__Goal of the exercise__
Collect every line of the records below that contains the word "ACTRIS".
### The data ###
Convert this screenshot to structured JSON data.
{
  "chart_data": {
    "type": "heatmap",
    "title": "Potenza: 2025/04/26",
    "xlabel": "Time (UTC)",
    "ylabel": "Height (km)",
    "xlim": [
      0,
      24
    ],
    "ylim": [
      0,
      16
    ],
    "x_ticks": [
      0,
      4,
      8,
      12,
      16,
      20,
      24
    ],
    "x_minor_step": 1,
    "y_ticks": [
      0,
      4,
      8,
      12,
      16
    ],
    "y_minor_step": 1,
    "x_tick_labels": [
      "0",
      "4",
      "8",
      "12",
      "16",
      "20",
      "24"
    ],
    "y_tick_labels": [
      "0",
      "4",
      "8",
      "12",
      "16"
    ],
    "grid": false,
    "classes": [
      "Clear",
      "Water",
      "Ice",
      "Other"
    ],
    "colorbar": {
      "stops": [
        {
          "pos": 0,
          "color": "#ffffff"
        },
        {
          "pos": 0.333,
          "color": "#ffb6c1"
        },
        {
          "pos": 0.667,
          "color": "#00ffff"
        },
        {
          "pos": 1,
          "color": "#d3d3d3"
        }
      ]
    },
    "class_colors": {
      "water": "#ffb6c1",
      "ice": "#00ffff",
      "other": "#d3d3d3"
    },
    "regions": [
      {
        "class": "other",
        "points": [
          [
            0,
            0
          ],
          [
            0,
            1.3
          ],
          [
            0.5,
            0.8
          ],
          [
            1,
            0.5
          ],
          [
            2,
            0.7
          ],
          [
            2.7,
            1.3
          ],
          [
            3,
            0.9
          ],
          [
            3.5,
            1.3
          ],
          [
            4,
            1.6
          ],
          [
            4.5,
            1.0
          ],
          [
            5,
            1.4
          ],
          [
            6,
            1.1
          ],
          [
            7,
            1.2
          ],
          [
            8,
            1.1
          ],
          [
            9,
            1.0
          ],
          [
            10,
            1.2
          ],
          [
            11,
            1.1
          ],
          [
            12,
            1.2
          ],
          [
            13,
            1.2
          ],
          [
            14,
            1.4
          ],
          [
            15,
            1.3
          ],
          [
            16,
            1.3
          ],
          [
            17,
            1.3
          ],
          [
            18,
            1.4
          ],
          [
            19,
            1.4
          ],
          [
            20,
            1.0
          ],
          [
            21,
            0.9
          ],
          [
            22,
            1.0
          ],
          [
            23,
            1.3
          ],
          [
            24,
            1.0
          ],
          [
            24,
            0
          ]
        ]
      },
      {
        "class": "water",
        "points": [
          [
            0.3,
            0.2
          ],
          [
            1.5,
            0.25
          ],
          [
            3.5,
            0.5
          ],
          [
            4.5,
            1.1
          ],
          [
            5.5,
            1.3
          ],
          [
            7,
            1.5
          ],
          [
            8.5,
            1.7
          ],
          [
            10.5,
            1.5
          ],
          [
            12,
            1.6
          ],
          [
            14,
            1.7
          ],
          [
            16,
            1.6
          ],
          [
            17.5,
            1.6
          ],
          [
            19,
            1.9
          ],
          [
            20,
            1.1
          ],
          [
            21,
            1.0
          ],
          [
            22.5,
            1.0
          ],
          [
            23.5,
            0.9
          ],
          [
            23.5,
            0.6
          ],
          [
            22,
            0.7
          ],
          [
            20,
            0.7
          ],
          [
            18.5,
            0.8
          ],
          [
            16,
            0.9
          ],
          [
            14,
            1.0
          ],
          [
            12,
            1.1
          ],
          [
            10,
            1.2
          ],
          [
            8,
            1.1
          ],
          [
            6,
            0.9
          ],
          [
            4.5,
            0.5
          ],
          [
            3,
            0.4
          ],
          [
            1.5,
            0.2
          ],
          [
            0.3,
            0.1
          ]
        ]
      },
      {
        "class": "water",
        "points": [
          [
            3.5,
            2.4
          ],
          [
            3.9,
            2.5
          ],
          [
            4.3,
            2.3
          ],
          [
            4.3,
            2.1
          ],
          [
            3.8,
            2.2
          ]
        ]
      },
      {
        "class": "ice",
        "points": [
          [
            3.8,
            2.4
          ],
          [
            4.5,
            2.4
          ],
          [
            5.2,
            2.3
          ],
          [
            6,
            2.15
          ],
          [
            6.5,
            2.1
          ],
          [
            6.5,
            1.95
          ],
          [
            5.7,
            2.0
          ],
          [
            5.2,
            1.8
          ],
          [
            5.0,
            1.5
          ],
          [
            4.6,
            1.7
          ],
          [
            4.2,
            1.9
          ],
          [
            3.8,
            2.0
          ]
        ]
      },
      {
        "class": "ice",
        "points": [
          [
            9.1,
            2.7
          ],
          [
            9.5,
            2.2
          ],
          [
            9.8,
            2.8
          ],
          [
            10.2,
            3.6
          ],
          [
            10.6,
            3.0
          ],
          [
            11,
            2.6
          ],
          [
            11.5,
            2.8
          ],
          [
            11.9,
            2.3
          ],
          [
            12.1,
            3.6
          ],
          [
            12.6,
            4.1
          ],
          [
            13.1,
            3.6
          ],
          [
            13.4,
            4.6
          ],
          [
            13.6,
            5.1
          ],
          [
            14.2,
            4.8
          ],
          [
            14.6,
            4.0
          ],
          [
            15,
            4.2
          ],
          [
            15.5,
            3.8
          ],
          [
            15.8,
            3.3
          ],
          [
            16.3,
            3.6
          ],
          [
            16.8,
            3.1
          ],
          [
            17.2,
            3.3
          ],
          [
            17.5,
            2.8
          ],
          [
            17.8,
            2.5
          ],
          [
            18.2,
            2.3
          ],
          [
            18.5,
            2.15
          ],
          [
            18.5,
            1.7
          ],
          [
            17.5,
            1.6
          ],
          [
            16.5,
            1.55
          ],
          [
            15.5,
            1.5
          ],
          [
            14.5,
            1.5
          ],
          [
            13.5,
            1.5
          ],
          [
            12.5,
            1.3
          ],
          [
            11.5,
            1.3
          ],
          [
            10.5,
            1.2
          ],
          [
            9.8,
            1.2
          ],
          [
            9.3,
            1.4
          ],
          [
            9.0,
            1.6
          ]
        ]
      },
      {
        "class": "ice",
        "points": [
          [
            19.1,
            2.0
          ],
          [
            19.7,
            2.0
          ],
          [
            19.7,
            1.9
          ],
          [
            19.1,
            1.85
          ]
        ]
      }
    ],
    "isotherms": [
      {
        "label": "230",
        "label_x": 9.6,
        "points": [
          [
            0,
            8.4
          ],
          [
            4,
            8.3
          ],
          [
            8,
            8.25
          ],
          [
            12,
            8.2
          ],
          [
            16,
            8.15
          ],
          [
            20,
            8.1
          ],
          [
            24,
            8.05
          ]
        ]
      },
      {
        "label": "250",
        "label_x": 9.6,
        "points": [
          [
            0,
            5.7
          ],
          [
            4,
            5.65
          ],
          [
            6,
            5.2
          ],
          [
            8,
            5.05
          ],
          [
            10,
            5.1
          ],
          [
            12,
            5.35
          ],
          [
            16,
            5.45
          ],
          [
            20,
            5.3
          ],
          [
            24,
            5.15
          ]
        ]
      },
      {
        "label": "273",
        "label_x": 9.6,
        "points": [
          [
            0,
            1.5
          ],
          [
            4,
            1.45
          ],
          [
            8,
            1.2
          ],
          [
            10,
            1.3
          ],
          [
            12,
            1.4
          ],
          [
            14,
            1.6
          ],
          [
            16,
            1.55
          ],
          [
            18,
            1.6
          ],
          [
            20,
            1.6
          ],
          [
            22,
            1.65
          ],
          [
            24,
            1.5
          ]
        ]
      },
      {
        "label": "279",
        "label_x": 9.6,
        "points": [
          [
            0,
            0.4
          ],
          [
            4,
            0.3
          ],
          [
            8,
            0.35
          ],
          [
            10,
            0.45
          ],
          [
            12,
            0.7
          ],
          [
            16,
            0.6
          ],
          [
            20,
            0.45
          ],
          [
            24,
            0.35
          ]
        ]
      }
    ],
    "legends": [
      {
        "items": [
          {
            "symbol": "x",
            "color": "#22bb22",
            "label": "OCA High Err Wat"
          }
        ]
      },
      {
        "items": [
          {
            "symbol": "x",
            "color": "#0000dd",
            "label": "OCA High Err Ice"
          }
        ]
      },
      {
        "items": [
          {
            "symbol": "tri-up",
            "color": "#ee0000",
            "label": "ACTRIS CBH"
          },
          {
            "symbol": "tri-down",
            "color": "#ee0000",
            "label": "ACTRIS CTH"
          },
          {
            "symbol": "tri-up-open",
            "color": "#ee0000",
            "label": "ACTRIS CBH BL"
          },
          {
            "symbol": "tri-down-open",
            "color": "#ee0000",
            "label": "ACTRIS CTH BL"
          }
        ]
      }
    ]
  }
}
###
__Full solution__
            "label": "ACTRIS CBH"
            "label": "ACTRIS CTH"
            "label": "ACTRIS CBH BL"
            "label": "ACTRIS CTH BL"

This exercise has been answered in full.